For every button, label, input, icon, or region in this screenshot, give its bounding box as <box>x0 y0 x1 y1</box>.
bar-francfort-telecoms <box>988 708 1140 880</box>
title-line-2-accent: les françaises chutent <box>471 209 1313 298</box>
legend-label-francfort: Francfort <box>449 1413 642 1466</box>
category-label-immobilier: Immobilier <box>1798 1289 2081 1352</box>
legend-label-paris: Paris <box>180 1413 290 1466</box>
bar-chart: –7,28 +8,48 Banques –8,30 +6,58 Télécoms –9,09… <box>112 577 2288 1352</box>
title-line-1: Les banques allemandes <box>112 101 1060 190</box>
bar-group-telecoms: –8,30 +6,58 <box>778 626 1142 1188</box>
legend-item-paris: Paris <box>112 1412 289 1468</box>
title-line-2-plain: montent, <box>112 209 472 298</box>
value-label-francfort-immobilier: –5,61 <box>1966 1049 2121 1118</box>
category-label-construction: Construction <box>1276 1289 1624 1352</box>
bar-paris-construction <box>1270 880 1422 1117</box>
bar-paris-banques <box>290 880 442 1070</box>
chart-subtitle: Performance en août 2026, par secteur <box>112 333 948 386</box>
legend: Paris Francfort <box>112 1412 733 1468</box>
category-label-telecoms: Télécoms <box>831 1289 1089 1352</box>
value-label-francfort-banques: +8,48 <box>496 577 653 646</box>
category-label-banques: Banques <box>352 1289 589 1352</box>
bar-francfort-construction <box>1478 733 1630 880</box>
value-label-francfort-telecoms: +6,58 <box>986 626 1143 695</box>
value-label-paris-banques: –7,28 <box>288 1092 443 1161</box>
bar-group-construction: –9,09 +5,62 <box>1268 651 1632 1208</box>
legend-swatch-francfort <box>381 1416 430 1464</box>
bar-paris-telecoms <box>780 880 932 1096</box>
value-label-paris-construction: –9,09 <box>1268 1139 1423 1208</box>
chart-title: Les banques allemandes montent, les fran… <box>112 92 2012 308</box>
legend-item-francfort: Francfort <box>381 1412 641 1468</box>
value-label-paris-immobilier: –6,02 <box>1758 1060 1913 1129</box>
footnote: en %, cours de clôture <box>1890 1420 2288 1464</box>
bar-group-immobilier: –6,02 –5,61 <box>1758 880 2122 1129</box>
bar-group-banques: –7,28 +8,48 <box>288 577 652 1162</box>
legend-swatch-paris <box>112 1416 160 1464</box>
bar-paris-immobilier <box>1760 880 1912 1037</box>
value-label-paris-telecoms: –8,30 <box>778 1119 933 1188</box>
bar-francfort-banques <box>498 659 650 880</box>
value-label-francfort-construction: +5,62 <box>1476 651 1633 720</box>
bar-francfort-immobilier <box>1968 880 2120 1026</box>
^^^^
◆ WHAT YOU HAVE TO DO ◆
Copy the lines of the listing above word for word, starting at its first line and ending at the line that contains "chart-subtitle: Performance en", with both of those lines included.

◆ CORRECT RESULT ◆
For every button, label, input, icon, or region in this screenshot, give its bounding box as <box>x0 y0 x1 y1</box>.
bar-francfort-telecoms <box>988 708 1140 880</box>
title-line-2-accent: les françaises chutent <box>471 209 1313 298</box>
legend-label-francfort: Francfort <box>449 1413 642 1466</box>
category-label-immobilier: Immobilier <box>1798 1289 2081 1352</box>
legend-label-paris: Paris <box>180 1413 290 1466</box>
bar-chart: –7,28 +8,48 Banques –8,30 +6,58 Télécoms –9,09… <box>112 577 2288 1352</box>
title-line-1: Les banques allemandes <box>112 101 1060 190</box>
bar-group-telecoms: –8,30 +6,58 <box>778 626 1142 1188</box>
legend-item-paris: Paris <box>112 1412 289 1468</box>
title-line-2-plain: montent, <box>112 209 472 298</box>
value-label-francfort-immobilier: –5,61 <box>1966 1049 2121 1118</box>
category-label-construction: Construction <box>1276 1289 1624 1352</box>
bar-paris-construction <box>1270 880 1422 1117</box>
bar-paris-banques <box>290 880 442 1070</box>
chart-subtitle: Performance en août 2026, par secteur <box>112 333 948 386</box>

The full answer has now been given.